▶ Records for processing
──────────────────────────────

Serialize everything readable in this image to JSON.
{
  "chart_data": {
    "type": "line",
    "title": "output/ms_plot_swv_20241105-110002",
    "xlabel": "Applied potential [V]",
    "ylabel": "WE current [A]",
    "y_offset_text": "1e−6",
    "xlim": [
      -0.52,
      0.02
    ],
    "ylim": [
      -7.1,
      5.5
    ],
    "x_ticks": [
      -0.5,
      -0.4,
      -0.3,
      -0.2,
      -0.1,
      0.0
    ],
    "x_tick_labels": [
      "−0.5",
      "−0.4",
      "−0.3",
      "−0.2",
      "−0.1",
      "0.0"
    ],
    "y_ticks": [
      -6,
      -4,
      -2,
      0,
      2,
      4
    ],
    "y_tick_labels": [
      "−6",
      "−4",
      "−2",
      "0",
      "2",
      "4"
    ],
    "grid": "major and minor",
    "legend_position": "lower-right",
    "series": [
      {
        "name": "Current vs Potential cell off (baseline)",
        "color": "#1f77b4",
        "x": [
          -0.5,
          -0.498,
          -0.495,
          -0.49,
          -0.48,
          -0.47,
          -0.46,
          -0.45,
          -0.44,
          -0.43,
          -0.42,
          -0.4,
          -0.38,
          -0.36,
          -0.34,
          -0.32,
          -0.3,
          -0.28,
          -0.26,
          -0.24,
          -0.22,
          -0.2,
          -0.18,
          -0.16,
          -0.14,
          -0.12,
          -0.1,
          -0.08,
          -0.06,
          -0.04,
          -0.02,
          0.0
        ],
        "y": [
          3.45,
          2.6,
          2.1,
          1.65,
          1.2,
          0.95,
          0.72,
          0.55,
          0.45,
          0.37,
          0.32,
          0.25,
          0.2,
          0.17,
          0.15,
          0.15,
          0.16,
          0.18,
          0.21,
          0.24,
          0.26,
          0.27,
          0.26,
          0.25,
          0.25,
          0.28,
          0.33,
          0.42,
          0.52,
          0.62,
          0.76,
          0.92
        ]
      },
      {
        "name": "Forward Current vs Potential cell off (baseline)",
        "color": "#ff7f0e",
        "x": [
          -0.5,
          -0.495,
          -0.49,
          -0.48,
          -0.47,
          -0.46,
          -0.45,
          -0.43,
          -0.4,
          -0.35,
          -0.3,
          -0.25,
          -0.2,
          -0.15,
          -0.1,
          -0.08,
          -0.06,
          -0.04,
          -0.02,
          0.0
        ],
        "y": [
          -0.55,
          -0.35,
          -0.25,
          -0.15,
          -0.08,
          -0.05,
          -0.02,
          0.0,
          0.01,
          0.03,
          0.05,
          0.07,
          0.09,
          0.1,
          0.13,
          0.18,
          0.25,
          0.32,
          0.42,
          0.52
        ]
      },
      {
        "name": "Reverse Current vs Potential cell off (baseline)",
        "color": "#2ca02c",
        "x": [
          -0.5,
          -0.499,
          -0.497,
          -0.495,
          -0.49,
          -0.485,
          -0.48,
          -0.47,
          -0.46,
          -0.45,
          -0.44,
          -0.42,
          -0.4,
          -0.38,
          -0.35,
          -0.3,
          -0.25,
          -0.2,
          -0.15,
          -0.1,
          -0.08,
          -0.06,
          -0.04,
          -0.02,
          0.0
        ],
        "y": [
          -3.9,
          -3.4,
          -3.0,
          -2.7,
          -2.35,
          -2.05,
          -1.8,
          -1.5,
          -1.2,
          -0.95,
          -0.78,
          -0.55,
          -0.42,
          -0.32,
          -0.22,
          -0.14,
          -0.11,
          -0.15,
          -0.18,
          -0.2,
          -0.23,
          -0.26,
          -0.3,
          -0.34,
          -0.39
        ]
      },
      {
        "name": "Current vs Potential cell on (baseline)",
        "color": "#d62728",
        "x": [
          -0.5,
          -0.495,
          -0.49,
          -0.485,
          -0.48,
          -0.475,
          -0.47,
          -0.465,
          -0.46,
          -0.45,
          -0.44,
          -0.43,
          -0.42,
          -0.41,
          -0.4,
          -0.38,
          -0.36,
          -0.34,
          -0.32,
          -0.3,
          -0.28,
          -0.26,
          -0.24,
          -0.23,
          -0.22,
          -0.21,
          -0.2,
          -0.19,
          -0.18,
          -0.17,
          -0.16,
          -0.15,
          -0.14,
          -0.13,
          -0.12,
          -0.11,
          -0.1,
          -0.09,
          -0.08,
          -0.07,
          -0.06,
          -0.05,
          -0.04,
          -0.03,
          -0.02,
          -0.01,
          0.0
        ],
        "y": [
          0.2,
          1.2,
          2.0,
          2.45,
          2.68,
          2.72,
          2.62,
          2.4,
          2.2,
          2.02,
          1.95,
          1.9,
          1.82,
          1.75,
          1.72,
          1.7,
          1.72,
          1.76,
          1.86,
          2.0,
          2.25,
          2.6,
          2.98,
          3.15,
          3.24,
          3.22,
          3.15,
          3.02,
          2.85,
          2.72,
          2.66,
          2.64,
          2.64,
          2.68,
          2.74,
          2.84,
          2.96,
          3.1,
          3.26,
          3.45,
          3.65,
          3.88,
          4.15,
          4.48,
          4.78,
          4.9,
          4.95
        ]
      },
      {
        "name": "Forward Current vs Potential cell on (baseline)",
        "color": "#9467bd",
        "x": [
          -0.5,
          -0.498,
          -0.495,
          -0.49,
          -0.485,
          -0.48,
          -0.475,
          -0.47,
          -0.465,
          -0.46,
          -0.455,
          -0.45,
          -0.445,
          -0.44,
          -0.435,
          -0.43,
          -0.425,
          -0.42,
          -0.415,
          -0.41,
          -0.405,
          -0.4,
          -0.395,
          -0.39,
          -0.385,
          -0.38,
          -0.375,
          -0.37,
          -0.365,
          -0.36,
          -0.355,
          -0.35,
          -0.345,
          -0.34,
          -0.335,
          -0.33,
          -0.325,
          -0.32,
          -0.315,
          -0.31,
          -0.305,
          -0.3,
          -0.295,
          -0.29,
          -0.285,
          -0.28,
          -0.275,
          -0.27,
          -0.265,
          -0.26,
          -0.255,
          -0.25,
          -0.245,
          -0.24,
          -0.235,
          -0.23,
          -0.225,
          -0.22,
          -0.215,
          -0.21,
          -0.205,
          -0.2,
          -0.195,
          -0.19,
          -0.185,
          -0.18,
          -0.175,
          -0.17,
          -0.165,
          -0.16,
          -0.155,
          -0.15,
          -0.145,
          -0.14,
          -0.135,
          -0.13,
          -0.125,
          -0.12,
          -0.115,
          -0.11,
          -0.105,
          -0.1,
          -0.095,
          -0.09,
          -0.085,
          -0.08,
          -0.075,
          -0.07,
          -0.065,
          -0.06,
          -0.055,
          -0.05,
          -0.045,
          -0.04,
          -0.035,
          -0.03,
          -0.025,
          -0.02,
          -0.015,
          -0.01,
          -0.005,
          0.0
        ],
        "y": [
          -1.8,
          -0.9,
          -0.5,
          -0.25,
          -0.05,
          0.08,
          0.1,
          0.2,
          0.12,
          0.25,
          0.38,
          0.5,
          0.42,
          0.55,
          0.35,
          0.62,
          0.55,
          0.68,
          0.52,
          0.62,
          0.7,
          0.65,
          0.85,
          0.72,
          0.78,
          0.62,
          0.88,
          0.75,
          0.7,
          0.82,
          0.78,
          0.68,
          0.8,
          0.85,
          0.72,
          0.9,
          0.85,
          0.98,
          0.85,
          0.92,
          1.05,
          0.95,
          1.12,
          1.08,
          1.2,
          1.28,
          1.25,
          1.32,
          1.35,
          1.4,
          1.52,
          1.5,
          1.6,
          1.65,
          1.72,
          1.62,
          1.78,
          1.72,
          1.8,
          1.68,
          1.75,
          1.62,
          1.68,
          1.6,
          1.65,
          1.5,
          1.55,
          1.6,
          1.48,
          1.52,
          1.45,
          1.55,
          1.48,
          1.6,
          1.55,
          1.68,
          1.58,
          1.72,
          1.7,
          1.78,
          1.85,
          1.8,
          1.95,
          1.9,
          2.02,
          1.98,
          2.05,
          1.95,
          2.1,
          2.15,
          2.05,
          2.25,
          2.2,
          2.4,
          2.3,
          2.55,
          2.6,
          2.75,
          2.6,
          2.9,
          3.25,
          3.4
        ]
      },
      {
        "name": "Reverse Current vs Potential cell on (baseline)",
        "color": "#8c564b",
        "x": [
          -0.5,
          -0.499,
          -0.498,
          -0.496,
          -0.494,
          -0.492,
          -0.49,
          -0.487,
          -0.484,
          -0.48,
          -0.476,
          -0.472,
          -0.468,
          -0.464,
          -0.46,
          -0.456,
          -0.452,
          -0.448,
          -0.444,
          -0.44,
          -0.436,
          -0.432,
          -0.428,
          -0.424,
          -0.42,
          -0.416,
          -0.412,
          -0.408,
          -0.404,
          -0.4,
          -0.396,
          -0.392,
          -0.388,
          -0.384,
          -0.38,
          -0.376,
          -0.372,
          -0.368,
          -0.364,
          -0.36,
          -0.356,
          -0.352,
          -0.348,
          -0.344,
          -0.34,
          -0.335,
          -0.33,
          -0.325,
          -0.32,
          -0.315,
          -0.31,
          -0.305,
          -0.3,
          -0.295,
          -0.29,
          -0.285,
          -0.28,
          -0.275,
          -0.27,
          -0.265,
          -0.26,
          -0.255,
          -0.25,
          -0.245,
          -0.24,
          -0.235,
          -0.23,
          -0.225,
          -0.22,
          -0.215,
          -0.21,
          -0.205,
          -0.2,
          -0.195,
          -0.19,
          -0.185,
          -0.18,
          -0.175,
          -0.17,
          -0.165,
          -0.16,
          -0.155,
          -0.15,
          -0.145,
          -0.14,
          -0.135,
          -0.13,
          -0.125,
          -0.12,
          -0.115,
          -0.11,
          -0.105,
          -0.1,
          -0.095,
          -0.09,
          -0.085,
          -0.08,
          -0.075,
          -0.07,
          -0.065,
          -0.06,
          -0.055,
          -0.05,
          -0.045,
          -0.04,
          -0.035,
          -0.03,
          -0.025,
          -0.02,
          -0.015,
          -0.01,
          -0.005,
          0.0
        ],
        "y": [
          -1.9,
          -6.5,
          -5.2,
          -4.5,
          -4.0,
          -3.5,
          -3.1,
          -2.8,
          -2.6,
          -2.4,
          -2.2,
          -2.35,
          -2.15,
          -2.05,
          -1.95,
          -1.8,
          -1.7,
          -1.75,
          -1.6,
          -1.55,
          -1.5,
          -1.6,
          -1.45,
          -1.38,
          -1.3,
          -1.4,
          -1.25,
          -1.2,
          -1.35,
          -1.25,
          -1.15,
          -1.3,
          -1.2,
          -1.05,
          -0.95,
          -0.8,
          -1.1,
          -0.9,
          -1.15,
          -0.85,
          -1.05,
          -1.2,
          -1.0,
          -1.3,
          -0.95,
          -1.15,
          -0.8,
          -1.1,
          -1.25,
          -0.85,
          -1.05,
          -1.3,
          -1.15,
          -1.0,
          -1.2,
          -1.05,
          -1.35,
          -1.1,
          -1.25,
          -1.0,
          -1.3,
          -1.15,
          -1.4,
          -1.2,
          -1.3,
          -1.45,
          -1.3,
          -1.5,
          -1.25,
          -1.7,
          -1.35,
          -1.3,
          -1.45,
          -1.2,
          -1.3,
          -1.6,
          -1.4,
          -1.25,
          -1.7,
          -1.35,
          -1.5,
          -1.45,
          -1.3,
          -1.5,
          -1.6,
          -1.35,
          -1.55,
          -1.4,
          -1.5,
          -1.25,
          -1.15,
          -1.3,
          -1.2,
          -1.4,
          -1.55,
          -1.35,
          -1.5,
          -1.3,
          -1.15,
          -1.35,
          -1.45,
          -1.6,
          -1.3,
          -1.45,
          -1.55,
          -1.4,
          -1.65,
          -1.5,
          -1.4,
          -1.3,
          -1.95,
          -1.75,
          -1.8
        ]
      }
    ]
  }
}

──────────────────────────────

▶ What you should do
In the records above, how many lines contain the string "name"? State that number only.

▶ Final result
6